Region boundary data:
━━━━━━━━━━━━━━━━
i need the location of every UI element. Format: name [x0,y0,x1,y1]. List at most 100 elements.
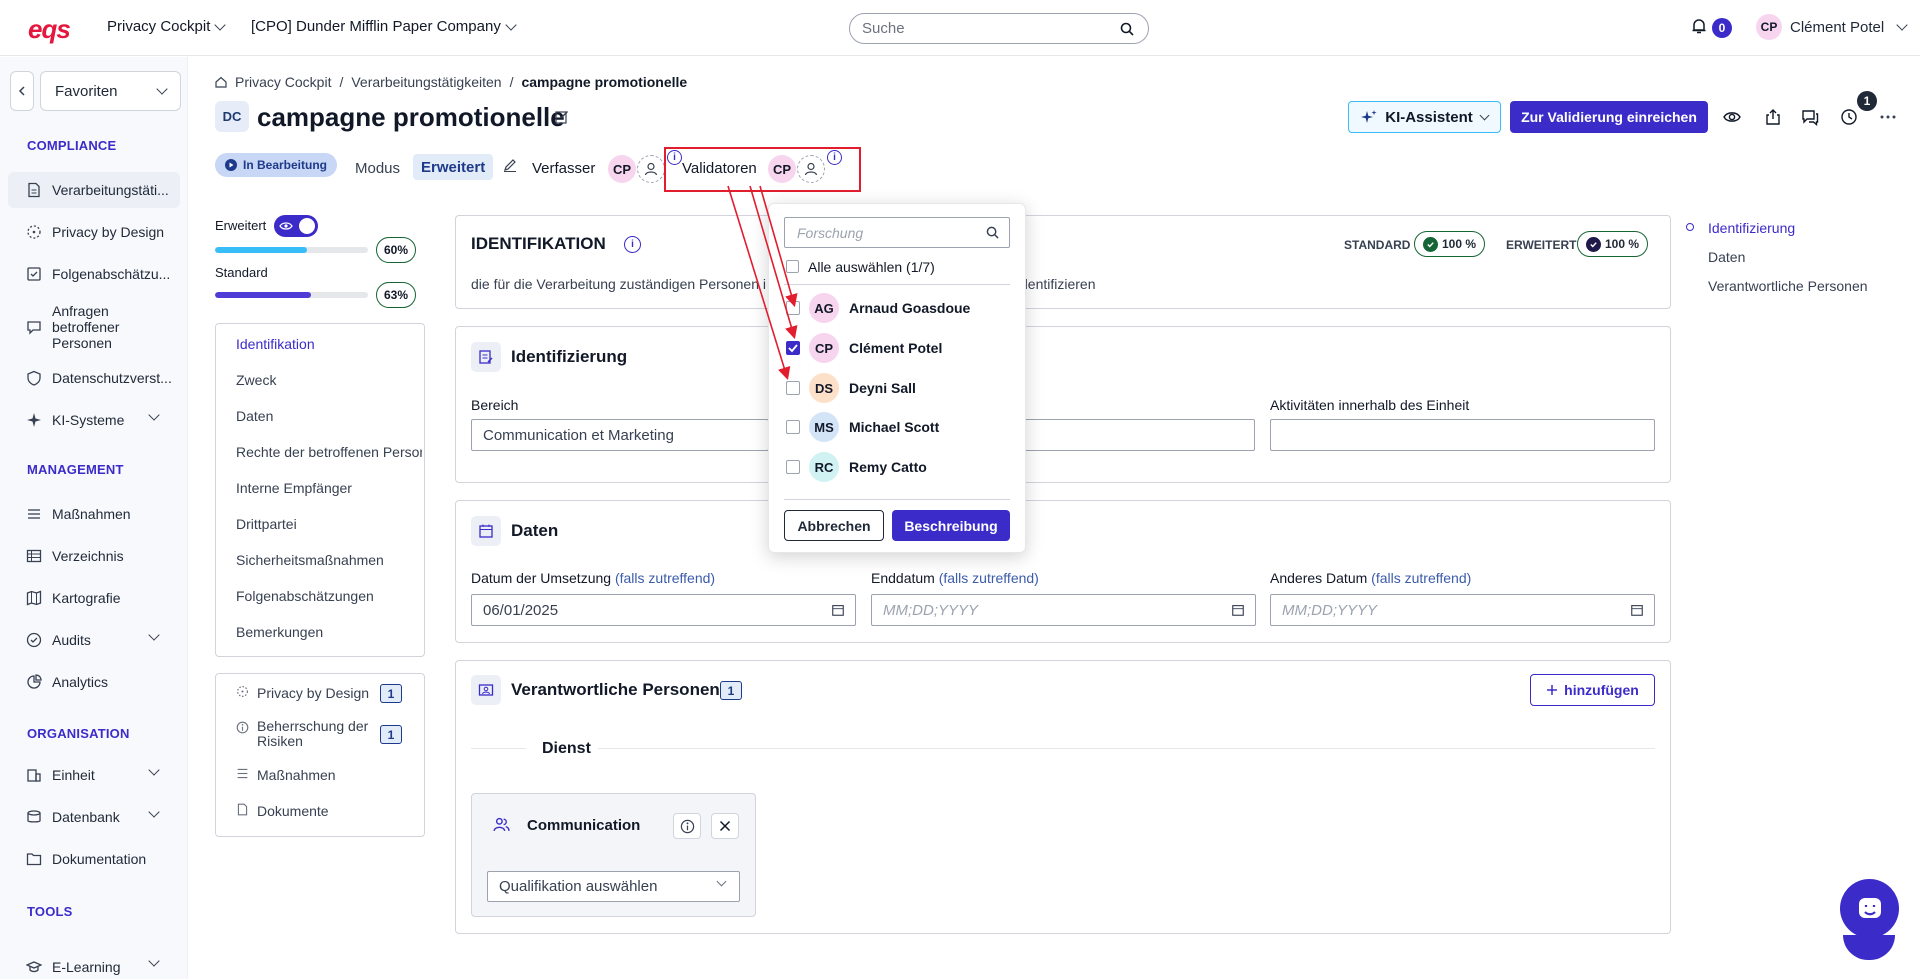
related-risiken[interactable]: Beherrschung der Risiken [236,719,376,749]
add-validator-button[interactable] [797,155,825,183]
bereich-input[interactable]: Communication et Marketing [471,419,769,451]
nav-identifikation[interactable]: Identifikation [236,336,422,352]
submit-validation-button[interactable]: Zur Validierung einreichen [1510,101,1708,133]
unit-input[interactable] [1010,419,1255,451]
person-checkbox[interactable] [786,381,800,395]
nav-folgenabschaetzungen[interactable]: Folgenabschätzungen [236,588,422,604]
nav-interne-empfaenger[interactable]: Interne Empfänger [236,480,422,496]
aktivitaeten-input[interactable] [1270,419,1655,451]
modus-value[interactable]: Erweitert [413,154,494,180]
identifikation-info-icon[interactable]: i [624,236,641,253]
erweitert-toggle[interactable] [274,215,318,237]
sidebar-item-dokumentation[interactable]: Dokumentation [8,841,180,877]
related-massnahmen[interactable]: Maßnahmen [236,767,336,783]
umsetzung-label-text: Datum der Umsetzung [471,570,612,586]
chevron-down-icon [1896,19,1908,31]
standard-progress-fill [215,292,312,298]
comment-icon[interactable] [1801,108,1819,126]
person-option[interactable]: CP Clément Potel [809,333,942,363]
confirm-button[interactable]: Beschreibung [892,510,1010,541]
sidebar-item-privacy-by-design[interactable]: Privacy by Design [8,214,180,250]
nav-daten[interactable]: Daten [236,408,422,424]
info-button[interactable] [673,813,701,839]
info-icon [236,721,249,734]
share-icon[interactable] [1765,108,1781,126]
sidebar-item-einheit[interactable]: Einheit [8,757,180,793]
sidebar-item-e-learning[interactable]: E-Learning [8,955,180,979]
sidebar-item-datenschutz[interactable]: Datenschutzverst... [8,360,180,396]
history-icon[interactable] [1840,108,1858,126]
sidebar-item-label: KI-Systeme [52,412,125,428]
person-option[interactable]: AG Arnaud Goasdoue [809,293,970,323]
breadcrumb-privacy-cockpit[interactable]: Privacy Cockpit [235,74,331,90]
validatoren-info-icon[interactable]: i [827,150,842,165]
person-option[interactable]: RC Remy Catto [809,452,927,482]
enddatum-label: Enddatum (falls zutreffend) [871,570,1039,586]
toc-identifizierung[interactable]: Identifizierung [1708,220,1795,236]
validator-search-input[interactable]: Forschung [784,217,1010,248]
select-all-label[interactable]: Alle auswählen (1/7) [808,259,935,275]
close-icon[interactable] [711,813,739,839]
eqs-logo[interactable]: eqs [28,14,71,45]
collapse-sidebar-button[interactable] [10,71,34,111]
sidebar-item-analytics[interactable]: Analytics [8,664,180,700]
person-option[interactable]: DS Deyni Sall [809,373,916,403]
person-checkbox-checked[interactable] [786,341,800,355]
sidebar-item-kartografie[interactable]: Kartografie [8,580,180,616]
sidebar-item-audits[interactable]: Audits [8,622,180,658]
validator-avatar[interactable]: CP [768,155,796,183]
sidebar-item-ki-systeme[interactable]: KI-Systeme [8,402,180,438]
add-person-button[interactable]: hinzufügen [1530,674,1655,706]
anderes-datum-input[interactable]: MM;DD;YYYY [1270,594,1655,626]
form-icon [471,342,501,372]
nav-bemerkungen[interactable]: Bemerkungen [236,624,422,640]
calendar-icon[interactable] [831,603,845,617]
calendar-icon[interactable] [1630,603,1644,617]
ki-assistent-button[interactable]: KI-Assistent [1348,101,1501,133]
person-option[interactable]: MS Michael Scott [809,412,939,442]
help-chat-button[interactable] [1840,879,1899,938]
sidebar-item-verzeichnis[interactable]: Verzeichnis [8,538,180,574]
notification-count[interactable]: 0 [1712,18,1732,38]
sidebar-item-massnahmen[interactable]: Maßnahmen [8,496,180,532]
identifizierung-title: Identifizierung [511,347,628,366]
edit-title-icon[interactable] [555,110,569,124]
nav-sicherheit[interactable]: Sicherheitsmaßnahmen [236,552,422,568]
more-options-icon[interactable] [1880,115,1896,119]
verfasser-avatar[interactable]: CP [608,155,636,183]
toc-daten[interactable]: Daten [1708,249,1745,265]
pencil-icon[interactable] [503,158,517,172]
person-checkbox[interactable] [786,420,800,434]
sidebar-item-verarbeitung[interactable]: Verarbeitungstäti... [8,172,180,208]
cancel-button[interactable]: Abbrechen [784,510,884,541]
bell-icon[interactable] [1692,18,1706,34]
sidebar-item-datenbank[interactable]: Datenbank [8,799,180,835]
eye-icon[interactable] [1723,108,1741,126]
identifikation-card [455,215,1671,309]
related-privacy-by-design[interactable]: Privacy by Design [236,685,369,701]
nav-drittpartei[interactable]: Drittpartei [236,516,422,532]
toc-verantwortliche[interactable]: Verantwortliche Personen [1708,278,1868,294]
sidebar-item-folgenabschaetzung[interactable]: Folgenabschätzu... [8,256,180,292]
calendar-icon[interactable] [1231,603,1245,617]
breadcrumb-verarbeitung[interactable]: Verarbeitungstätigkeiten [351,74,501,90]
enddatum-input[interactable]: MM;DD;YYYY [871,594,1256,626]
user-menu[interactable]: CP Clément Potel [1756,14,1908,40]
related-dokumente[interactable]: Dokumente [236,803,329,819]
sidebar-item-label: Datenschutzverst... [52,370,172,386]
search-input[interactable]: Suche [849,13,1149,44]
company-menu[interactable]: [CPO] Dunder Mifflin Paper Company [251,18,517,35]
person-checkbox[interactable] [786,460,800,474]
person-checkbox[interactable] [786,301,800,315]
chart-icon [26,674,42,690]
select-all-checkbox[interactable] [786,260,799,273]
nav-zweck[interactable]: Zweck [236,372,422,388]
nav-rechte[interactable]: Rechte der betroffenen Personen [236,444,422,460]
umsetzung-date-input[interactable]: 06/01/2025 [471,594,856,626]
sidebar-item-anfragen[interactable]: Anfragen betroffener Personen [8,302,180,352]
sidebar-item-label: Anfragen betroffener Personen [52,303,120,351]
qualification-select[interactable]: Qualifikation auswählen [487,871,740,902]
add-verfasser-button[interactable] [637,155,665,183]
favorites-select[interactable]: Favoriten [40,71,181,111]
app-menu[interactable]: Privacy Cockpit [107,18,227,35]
━━━━━━━━━━━━━━━━
EXERCISE AIM: Swap "Dunder Mifflin" for "Vance Refrigeration" throughout the data above and reproduce it with nothing else altered. Leave the pictures out.

FULL ANSWER:
i need the location of every UI element. Format: name [x0,y0,x1,y1]. List at most 100 elements.
related-risiken[interactable]: Beherrschung der Risiken [236,719,376,749]
add-validator-button[interactable] [797,155,825,183]
bereich-input[interactable]: Communication et Marketing [471,419,769,451]
nav-identifikation[interactable]: Identifikation [236,336,422,352]
submit-validation-button[interactable]: Zur Validierung einreichen [1510,101,1708,133]
unit-input[interactable] [1010,419,1255,451]
person-checkbox[interactable] [786,381,800,395]
nav-folgenabschaetzungen[interactable]: Folgenabschätzungen [236,588,422,604]
nav-interne-empfaenger[interactable]: Interne Empfänger [236,480,422,496]
aktivitaeten-input[interactable] [1270,419,1655,451]
modus-value[interactable]: Erweitert [413,154,494,180]
identifikation-info-icon[interactable]: i [624,236,641,253]
erweitert-toggle[interactable] [274,215,318,237]
sidebar-item-dokumentation[interactable]: Dokumentation [8,841,180,877]
related-massnahmen[interactable]: Maßnahmen [236,767,336,783]
umsetzung-label-text: Datum der Umsetzung [471,570,612,586]
chevron-down-icon [1896,19,1908,31]
standard-progress-fill [215,292,312,298]
comment-icon[interactable] [1801,108,1819,126]
person-option[interactable]: CP Clément Potel [809,333,942,363]
confirm-button[interactable]: Beschreibung [892,510,1010,541]
sidebar-item-privacy-by-design[interactable]: Privacy by Design [8,214,180,250]
nav-daten[interactable]: Daten [236,408,422,424]
info-button[interactable] [673,813,701,839]
info-icon [236,721,249,734]
share-icon[interactable] [1765,108,1781,126]
sidebar-item-einheit[interactable]: Einheit [8,757,180,793]
sidebar-item-e-learning[interactable]: E-Learning [8,955,180,979]
sidebar-item-datenschutz[interactable]: Datenschutzverst... [8,360,180,396]
history-icon[interactable] [1840,108,1858,126]
sidebar-item-label: KI-Systeme [52,412,125,428]
person-option[interactable]: AG Arnaud Goasdoue [809,293,970,323]
breadcrumb-privacy-cockpit[interactable]: Privacy Cockpit [235,74,331,90]
validatoren-info-icon[interactable]: i [827,150,842,165]
person-option[interactable]: RC Remy Catto [809,452,927,482]
enddatum-label: Enddatum (falls zutreffend) [871,570,1039,586]
toc-identifizierung[interactable]: Identifizierung [1708,220,1795,236]
validator-search-input[interactable]: Forschung [784,217,1010,248]
select-all-label[interactable]: Alle auswählen (1/7) [808,259,935,275]
close-icon[interactable] [711,813,739,839]
eqs-logo[interactable]: eqs [28,14,71,45]
collapse-sidebar-button[interactable] [10,71,34,111]
sidebar-item-analytics[interactable]: Analytics [8,664,180,700]
person-option[interactable]: DS Deyni Sall [809,373,916,403]
person-checkbox-checked[interactable] [786,341,800,355]
sidebar-item-kartografie[interactable]: Kartografie [8,580,180,616]
sidebar-item-audits[interactable]: Audits [8,622,180,658]
validator-avatar[interactable]: CP [768,155,796,183]
sidebar-item-ki-systeme[interactable]: KI-Systeme [8,402,180,438]
add-person-button[interactable]: hinzufügen [1530,674,1655,706]
anderes-datum-input[interactable]: MM;DD;YYYY [1270,594,1655,626]
form-icon [471,342,501,372]
nav-bemerkungen[interactable]: Bemerkungen [236,624,422,640]
calendar-icon[interactable] [831,603,845,617]
calendar-icon[interactable] [1630,603,1644,617]
ki-assistent-button[interactable]: KI-Assistent [1348,101,1501,133]
person-option[interactable]: MS Michael Scott [809,412,939,442]
help-chat-button[interactable] [1840,879,1899,938]
sidebar-item-verzeichnis[interactable]: Verzeichnis [8,538,180,574]
notification-count[interactable]: 0 [1712,18,1732,38]
sidebar-item-massnahmen[interactable]: Maßnahmen [8,496,180,532]
identifizierung-title: Identifizierung [511,347,628,366]
edit-title-icon[interactable] [555,110,569,124]
nav-sicherheit[interactable]: Sicherheitsmaßnahmen [236,552,422,568]
more-options-icon[interactable] [1880,115,1896,119]
verfasser-avatar[interactable]: CP [608,155,636,183]
toc-daten[interactable]: Daten [1708,249,1745,265]
pencil-icon[interactable] [503,158,517,172]
person-checkbox[interactable] [786,420,800,434]
sidebar-item-verarbeitung[interactable]: Verarbeitungstäti... [8,172,180,208]
cancel-button[interactable]: Abbrechen [784,510,884,541]
bell-icon[interactable] [1692,18,1706,34]
sidebar-item-datenbank[interactable]: Datenbank [8,799,180,835]
eye-icon[interactable] [1723,108,1741,126]
identifikation-card [455,215,1671,309]
related-privacy-by-design[interactable]: Privacy by Design [236,685,369,701]
nav-drittpartei[interactable]: Drittpartei [236,516,422,532]
toc-verantwortliche[interactable]: Verantwortliche Personen [1708,278,1868,294]
sidebar-item-folgenabschaetzung[interactable]: Folgenabschätzu... [8,256,180,292]
calendar-icon[interactable] [1231,603,1245,617]
breadcrumb-verarbeitung[interactable]: Verarbeitungstätigkeiten [351,74,501,90]
enddatum-input[interactable]: MM;DD;YYYY [871,594,1256,626]
user-menu[interactable]: CP Clément Potel [1756,14,1908,40]
related-dokumente[interactable]: Dokumente [236,803,329,819]
sidebar-item-label: Datenschutzverst... [52,370,172,386]
search-input[interactable]: Suche [849,13,1149,44]
company-menu[interactable]: [CPO] Vance Refrigeration Paper Company [251,18,517,35]
person-checkbox[interactable] [786,460,800,474]
person-checkbox[interactable] [786,301,800,315]
chart-icon [26,674,42,690]
select-all-checkbox[interactable] [786,260,799,273]
nav-zweck[interactable]: Zweck [236,372,422,388]
nav-rechte[interactable]: Rechte der betroffenen Personen [236,444,422,460]
umsetzung-date-input[interactable]: 06/01/2025 [471,594,856,626]
sidebar-item-anfragen[interactable]: Anfragen betroffener Personen [8,302,180,352]
sidebar-item-label: Anfragen betroffener Personen [52,303,120,351]
qualification-select[interactable]: Qualifikation auswählen [487,871,740,902]
add-verfasser-button[interactable] [637,155,665,183]
favorites-select[interactable]: Favoriten [40,71,181,111]
app-menu[interactable]: Privacy Cockpit [107,18,227,35]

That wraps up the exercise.